Raw records
/---
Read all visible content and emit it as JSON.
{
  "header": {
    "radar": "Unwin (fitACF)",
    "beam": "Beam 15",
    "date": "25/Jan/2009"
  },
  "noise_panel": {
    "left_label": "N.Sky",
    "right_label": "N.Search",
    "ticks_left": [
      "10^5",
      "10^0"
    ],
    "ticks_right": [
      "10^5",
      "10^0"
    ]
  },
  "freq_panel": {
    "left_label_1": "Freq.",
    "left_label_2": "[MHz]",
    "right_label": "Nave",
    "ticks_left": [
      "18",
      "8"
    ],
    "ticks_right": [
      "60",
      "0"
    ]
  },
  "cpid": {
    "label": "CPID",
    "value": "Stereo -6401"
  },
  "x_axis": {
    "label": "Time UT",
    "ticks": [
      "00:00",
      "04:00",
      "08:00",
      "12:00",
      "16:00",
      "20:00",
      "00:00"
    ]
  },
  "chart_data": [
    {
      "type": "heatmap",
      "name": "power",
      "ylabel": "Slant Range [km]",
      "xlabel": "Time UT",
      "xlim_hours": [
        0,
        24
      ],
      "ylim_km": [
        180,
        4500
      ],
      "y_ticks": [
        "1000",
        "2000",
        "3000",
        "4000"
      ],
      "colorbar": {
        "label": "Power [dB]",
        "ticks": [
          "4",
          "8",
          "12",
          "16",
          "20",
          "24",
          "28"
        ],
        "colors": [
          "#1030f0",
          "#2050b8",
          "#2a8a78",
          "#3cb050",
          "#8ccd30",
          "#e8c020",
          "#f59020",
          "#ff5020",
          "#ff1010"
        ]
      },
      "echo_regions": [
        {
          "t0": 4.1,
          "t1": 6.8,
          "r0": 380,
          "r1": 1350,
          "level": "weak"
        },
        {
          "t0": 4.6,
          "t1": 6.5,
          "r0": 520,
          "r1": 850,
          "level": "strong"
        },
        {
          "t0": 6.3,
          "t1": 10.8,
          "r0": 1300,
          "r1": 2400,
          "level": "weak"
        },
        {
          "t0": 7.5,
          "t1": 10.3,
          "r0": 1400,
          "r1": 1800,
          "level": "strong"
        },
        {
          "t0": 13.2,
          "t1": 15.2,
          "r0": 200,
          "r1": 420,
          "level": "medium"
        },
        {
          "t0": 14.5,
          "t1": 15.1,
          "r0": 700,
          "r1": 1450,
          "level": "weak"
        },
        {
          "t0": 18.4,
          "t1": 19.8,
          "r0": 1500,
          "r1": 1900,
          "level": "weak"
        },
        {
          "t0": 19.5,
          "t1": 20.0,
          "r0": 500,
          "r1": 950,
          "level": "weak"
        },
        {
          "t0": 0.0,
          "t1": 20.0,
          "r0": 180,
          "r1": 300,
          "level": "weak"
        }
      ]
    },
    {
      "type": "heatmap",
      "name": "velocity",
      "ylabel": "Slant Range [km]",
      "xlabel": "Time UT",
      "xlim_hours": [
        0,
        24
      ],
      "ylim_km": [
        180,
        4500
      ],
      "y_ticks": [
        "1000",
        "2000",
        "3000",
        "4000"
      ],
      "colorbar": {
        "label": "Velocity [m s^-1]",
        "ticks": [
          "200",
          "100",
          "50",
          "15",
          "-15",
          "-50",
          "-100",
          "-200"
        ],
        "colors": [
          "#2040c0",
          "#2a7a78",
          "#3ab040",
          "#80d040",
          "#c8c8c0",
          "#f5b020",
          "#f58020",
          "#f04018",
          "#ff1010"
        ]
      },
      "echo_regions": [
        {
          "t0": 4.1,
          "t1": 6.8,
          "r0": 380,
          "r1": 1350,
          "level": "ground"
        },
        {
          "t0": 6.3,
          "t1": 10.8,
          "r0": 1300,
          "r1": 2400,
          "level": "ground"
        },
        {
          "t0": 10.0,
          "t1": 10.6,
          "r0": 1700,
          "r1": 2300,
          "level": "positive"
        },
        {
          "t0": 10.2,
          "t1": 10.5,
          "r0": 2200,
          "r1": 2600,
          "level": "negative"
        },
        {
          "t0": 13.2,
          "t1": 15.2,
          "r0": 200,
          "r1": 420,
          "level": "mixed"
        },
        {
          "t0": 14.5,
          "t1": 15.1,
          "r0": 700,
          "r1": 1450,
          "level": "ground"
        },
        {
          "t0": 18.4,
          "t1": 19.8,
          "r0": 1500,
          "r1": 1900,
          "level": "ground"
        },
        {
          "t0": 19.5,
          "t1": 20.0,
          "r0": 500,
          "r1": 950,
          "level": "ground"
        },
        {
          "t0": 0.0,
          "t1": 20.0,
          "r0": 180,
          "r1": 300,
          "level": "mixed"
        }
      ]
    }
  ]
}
\---
/---
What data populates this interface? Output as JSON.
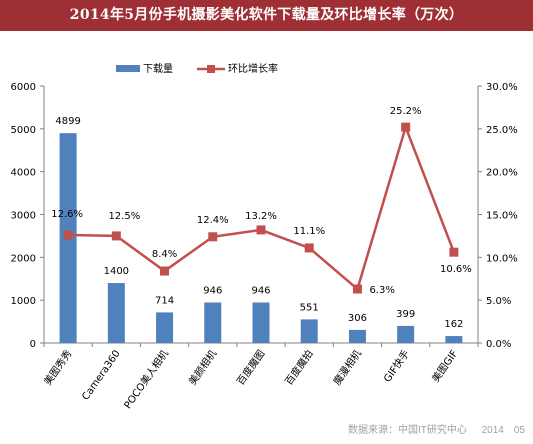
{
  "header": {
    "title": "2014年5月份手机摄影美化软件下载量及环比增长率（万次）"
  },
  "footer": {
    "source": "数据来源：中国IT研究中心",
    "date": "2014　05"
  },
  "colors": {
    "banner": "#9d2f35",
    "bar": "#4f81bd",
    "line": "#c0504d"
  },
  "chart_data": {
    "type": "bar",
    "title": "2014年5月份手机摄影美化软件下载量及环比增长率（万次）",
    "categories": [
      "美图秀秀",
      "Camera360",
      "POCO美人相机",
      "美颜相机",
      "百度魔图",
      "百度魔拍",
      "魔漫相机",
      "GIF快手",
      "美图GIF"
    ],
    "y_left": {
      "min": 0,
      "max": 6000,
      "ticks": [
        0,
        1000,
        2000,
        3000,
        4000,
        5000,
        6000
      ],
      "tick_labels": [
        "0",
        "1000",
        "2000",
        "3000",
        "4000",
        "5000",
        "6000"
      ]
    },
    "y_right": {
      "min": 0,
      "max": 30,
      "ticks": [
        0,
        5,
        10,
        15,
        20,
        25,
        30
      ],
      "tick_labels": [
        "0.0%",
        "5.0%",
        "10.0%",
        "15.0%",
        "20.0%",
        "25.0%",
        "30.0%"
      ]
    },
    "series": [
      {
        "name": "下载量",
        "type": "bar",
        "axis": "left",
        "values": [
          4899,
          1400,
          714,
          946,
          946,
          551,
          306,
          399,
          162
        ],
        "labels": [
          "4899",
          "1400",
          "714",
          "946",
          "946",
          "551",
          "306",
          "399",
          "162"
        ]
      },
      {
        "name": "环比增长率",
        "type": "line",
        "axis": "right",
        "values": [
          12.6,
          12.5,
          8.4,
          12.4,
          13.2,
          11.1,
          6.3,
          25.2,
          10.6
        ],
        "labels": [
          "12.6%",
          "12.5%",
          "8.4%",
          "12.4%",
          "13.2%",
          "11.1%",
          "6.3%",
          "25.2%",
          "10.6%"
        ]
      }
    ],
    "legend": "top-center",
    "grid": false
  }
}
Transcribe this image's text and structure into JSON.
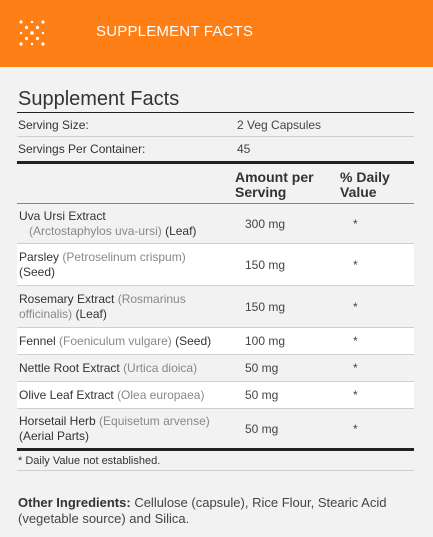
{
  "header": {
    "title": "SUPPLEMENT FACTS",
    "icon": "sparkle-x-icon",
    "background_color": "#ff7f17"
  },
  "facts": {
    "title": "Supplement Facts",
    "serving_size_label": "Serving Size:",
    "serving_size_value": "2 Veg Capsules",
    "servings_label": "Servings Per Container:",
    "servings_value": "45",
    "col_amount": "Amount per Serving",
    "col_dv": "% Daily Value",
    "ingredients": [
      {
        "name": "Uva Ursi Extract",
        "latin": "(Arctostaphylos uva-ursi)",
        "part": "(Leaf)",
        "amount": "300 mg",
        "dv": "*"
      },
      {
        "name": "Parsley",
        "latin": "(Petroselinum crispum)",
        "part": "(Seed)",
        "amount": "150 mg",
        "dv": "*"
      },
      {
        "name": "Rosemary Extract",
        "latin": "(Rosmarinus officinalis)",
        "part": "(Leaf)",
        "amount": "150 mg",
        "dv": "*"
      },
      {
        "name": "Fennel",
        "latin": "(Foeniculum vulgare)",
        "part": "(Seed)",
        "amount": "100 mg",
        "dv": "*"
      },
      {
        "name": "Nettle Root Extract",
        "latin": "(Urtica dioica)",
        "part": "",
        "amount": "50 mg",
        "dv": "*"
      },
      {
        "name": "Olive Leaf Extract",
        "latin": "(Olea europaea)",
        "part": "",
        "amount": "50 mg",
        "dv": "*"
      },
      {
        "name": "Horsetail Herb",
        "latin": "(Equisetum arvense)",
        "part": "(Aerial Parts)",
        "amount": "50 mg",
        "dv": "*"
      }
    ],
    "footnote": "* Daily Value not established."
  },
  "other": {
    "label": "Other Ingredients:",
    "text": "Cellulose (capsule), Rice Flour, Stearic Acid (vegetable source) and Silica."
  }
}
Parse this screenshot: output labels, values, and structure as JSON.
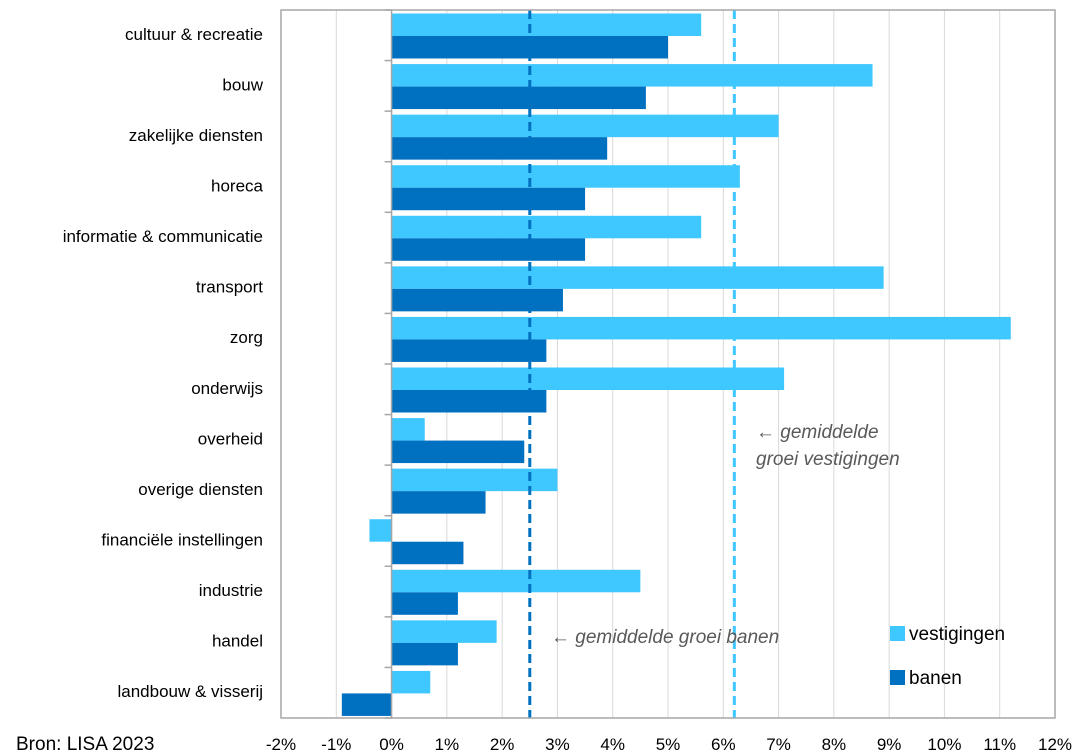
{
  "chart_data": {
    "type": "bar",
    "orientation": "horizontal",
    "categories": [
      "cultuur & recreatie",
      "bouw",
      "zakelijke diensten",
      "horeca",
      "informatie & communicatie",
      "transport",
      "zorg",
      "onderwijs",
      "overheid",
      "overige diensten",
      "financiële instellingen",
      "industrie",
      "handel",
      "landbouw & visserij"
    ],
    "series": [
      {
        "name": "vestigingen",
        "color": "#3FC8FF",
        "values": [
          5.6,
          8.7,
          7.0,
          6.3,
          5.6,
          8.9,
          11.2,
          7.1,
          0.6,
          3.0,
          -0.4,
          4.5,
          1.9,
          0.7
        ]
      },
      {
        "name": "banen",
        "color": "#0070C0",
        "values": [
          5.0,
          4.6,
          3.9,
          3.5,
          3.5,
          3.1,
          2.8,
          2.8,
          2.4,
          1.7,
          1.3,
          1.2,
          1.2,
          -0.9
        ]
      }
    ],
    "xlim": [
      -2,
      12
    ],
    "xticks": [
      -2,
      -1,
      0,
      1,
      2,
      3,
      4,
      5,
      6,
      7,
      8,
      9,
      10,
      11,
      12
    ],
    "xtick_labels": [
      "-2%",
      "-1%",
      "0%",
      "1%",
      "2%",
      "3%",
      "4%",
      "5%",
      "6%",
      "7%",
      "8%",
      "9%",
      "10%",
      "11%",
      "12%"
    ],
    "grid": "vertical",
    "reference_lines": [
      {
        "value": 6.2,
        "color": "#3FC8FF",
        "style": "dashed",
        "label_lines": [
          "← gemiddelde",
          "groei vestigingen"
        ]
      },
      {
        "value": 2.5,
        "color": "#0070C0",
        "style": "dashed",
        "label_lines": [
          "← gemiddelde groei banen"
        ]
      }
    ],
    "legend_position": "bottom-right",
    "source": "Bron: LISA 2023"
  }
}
\---
Task
Go through the entries above and copy every line containing "source".

Correct answer
    "source": "数据来源：中国IT研究中心",
    "text": "Cellulose (capsule), Rice Flour, Stearic Acid (vegetable source) and Silica."
    "source": "Bron: LISA 2023"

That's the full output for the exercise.